*Your instructions*
Write out the listing exactly as it is given.

*Data records*

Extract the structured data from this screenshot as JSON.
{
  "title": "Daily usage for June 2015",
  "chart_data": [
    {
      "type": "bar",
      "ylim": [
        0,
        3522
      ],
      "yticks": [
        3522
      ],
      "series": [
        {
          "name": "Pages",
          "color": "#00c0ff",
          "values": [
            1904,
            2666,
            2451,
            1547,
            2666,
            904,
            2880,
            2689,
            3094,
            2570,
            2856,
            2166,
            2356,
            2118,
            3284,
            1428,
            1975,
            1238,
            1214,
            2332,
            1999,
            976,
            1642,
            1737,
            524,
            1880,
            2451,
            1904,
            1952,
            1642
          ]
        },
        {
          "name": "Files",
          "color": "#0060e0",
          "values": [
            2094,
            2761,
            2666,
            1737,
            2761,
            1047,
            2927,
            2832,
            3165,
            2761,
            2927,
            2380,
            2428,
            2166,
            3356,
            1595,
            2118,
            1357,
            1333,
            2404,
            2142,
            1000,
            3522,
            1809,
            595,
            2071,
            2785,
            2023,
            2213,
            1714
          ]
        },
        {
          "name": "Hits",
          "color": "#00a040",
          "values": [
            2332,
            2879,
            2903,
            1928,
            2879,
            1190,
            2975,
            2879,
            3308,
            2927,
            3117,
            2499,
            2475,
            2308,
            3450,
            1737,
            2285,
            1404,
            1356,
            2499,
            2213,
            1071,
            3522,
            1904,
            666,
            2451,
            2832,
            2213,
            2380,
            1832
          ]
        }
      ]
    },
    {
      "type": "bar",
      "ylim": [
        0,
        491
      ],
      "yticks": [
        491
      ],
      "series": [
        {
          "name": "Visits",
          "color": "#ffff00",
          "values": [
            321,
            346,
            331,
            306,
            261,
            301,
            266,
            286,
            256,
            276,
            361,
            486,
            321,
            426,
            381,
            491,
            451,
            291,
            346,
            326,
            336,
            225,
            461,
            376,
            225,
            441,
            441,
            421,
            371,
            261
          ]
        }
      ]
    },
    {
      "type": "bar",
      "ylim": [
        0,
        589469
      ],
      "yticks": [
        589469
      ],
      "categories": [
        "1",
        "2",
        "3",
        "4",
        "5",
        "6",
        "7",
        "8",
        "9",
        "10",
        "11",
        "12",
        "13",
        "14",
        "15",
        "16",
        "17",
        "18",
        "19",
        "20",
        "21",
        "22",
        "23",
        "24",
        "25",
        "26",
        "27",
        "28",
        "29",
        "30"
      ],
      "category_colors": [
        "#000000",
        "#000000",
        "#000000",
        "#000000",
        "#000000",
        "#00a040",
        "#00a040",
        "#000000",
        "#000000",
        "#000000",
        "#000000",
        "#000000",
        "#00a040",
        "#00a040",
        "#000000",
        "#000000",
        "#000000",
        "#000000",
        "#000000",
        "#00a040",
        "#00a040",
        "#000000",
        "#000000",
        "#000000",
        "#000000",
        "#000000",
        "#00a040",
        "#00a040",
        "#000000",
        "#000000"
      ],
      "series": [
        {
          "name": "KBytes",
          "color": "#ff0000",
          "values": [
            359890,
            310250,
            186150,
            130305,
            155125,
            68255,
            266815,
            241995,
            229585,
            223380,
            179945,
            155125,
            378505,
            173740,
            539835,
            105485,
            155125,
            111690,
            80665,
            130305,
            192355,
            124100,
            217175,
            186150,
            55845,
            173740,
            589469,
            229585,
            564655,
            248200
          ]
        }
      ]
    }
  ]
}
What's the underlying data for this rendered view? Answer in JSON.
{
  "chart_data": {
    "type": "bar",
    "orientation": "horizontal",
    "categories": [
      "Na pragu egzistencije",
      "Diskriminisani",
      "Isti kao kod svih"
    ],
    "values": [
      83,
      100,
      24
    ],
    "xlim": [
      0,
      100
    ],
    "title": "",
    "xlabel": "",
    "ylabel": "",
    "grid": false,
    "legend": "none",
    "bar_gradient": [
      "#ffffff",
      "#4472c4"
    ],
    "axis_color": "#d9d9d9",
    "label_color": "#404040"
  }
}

*Response to this task*
Extract the structured data from this screenshot as JSON.
{
  "title": "Daily usage for June 2015",
  "chart_data": [
    {
      "type": "bar",
      "ylim": [
        0,
        3522
      ],
      "yticks": [
        3522
      ],
      "series": [
        {
          "name": "Pages",
          "color": "#00c0ff",
          "values": [
            1904,
            2666,
            2451,
            1547,
            2666,
            904,
            2880,
            2689,
            3094,
            2570,
            2856,
            2166,
            2356,
            2118,
            3284,
            1428,
            1975,
            1238,
            1214,
            2332,
            1999,
            976,
            1642,
            1737,
            524,
            1880,
            2451,
            1904,
            1952,
            1642
          ]
        },
        {
          "name": "Files",
          "color": "#0060e0",
          "values": [
            2094,
            2761,
            2666,
            1737,
            2761,
            1047,
            2927,
            2832,
            3165,
            2761,
            2927,
            2380,
            2428,
            2166,
            3356,
            1595,
            2118,
            1357,
            1333,
            2404,
            2142,
            1000,
            3522,
            1809,
            595,
            2071,
            2785,
            2023,
            2213,
            1714
          ]
        },
        {
          "name": "Hits",
          "color": "#00a040",
          "values": [
            2332,
            2879,
            2903,
            1928,
            2879,
            1190,
            2975,
            2879,
            3308,
            2927,
            3117,
            2499,
            2475,
            2308,
            3450,
            1737,
            2285,
            1404,
            1356,
            2499,
            2213,
            1071,
            3522,
            1904,
            666,
            2451,
            2832,
            2213,
            2380,
            1832
          ]
        }
      ]
    },
    {
      "type": "bar",
      "ylim": [
        0,
        491
      ],
      "yticks": [
        491
      ],
      "series": [
        {
          "name": "Visits",
          "color": "#ffff00",
          "values": [
            321,
            346,
            331,
            306,
            261,
            301,
            266,
            286,
            256,
            276,
            361,
            486,
            321,
            426,
            381,
            491,
            451,
            291,
            346,
            326,
            336,
            225,
            461,
            376,
            225,
            441,
            441,
            421,
            371,
            261
          ]
        }
      ]
    },
    {
      "type": "bar",
      "ylim": [
        0,
        589469
      ],
      "yticks": [
        589469
      ],
      "categories": [
        "1",
        "2",
        "3",
        "4",
        "5",
        "6",
        "7",
        "8",
        "9",
        "10",
        "11",
        "12",
        "13",
        "14",
        "15",
        "16",
        "17",
        "18",
        "19",
        "20",
        "21",
        "22",
        "23",
        "24",
        "25",
        "26",
        "27",
        "28",
        "29",
        "30"
      ],
      "category_colors": [
        "#000000",
        "#000000",
        "#000000",
        "#000000",
        "#000000",
        "#00a040",
        "#00a040",
        "#000000",
        "#000000",
        "#000000",
        "#000000",
        "#000000",
        "#00a040",
        "#00a040",
        "#000000",
        "#000000",
        "#000000",
        "#000000",
        "#000000",
        "#00a040",
        "#00a040",
        "#000000",
        "#000000",
        "#000000",
        "#000000",
        "#000000",
        "#00a040",
        "#00a040",
        "#000000",
        "#000000"
      ],
      "series": [
        {
          "name": "KBytes",
          "color": "#ff0000",
          "values": [
            359890,
            310250,
            186150,
            130305,
            155125,
            68255,
            266815,
            241995,
            229585,
            223380,
            179945,
            155125,
            378505,
            173740,
            539835,
            105485,
            155125,
            111690,
            80665,
            130305,
            192355,
            124100,
            217175,
            186150,
            55845,
            173740,
            589469,
            229585,
            564655,
            248200
          ]
        }
      ]
    }
  ]
}
What's the underlying data for this rendered view? Answer in JSON.
{
  "chart_data": {
    "type": "bar",
    "orientation": "horizontal",
    "categories": [
      "Na pragu egzistencije",
      "Diskriminisani",
      "Isti kao kod svih"
    ],
    "values": [
      83,
      100,
      24
    ],
    "xlim": [
      0,
      100
    ],
    "title": "",
    "xlabel": "",
    "ylabel": "",
    "grid": false,
    "legend": "none",
    "bar_gradient": [
      "#ffffff",
      "#4472c4"
    ],
    "axis_color": "#d9d9d9",
    "label_color": "#404040"
  }
}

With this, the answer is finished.